Task details:
In the lines below, find how many contain the word "Gongzhuling" and report that figure alone.
☆ ☆ ☆ ☆ ☆ ☆ ☆
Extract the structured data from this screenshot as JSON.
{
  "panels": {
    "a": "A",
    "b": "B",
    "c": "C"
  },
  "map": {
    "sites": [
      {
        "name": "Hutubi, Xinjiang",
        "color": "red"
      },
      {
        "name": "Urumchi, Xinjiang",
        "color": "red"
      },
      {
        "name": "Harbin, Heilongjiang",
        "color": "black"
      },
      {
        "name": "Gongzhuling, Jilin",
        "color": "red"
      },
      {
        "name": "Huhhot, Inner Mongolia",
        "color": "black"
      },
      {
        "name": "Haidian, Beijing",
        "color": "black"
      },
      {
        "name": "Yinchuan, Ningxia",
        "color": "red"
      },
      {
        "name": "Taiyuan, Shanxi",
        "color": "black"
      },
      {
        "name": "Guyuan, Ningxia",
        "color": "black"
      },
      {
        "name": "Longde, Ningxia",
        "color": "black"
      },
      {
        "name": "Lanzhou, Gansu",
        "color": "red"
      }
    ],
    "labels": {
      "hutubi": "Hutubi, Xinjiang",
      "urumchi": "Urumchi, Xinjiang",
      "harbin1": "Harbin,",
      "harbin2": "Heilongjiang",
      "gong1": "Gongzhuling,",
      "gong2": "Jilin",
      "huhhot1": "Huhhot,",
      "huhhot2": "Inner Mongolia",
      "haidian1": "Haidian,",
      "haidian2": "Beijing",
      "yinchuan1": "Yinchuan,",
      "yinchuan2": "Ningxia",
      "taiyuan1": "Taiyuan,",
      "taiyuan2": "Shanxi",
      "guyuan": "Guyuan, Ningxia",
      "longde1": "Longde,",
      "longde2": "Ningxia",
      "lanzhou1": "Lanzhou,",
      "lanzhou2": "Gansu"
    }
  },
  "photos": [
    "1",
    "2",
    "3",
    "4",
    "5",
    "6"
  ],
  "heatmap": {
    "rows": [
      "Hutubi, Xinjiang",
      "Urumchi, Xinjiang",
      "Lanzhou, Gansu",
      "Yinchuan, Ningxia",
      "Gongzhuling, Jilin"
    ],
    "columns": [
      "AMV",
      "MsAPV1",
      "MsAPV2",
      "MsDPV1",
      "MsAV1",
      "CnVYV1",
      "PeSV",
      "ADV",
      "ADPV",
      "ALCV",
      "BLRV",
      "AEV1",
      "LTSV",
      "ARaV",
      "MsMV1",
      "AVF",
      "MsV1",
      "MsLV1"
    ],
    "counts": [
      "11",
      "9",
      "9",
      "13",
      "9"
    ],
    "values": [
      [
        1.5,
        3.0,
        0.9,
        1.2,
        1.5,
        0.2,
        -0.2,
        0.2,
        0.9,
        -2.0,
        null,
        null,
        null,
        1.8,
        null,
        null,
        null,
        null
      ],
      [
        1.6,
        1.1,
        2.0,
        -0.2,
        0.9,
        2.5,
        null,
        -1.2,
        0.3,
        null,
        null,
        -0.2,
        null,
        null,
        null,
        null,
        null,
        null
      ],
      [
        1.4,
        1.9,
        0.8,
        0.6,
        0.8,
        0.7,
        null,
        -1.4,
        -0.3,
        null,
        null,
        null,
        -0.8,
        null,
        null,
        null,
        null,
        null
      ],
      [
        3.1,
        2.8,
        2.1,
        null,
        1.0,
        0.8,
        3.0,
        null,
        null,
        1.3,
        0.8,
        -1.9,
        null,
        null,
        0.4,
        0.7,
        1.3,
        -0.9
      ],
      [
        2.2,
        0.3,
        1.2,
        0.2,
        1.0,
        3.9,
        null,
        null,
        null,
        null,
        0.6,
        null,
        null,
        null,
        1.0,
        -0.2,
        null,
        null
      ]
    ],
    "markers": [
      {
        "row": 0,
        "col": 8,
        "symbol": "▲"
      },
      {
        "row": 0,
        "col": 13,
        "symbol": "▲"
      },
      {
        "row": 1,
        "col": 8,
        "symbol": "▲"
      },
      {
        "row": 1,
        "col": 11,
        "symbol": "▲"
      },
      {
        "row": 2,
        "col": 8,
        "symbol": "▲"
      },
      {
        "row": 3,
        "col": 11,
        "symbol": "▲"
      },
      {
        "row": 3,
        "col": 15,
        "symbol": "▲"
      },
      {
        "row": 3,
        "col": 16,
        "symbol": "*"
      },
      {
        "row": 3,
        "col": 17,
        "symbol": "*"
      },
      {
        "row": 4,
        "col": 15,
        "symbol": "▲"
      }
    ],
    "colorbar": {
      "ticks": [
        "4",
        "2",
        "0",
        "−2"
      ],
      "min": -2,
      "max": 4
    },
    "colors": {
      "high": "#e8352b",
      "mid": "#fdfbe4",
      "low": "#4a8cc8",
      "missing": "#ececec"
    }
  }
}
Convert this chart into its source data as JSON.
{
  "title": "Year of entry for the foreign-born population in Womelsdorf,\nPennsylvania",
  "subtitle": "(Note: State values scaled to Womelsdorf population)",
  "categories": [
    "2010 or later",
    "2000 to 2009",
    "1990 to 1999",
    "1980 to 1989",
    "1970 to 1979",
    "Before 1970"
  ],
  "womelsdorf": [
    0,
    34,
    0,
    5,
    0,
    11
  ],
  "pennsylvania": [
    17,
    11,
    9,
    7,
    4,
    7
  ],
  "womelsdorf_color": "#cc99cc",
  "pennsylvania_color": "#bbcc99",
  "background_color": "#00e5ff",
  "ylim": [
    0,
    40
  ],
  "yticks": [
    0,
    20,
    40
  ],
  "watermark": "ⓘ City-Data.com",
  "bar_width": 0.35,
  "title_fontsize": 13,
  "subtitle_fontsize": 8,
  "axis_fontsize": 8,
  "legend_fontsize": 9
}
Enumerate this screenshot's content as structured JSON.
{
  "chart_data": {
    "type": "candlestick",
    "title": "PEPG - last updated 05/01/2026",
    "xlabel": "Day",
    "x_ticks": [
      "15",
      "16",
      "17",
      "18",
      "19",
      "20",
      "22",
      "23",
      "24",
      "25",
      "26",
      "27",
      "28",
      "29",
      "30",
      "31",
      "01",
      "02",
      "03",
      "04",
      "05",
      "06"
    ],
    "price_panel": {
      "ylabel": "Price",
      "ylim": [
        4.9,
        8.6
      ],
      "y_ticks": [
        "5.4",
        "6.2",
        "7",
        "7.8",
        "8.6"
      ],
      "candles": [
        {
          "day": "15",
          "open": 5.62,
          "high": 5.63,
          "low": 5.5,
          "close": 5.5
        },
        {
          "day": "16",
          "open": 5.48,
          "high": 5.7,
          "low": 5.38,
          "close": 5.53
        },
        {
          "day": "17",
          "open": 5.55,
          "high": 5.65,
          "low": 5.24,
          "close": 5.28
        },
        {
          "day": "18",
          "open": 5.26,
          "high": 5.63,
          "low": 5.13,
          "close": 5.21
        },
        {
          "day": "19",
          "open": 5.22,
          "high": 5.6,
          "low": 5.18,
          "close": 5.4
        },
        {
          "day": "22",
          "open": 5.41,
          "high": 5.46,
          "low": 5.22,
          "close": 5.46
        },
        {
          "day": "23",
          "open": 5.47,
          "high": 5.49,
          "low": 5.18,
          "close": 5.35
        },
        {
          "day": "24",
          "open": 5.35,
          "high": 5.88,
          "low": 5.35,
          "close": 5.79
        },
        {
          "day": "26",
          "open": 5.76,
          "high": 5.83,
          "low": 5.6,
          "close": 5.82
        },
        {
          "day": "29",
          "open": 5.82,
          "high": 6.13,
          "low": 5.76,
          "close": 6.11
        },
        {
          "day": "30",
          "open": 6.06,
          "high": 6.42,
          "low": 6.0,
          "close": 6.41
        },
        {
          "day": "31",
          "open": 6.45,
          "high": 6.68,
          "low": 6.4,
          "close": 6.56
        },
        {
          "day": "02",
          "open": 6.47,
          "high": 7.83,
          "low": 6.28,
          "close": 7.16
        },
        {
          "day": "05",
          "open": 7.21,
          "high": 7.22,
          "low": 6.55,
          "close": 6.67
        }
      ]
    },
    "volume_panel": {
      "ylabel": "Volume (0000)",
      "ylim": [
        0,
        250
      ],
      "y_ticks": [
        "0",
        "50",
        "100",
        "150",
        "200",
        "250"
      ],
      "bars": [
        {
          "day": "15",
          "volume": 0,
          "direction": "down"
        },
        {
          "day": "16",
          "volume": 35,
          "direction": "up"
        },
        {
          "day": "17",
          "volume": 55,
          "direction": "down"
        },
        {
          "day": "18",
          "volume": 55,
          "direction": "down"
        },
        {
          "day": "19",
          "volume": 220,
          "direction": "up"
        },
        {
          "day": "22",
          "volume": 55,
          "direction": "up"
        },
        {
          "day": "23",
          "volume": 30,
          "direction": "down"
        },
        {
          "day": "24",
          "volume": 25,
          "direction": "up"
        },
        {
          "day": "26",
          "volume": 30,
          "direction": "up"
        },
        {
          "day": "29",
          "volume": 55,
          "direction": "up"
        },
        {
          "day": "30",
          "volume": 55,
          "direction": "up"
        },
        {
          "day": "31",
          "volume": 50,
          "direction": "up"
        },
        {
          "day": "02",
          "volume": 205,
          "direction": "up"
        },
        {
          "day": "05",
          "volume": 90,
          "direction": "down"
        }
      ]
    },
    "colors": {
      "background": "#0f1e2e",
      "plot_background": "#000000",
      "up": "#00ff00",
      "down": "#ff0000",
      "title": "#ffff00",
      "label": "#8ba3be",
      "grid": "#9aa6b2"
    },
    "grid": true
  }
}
☆ ☆ ☆ ☆ ☆ ☆ ☆
Answer to this exercise:
3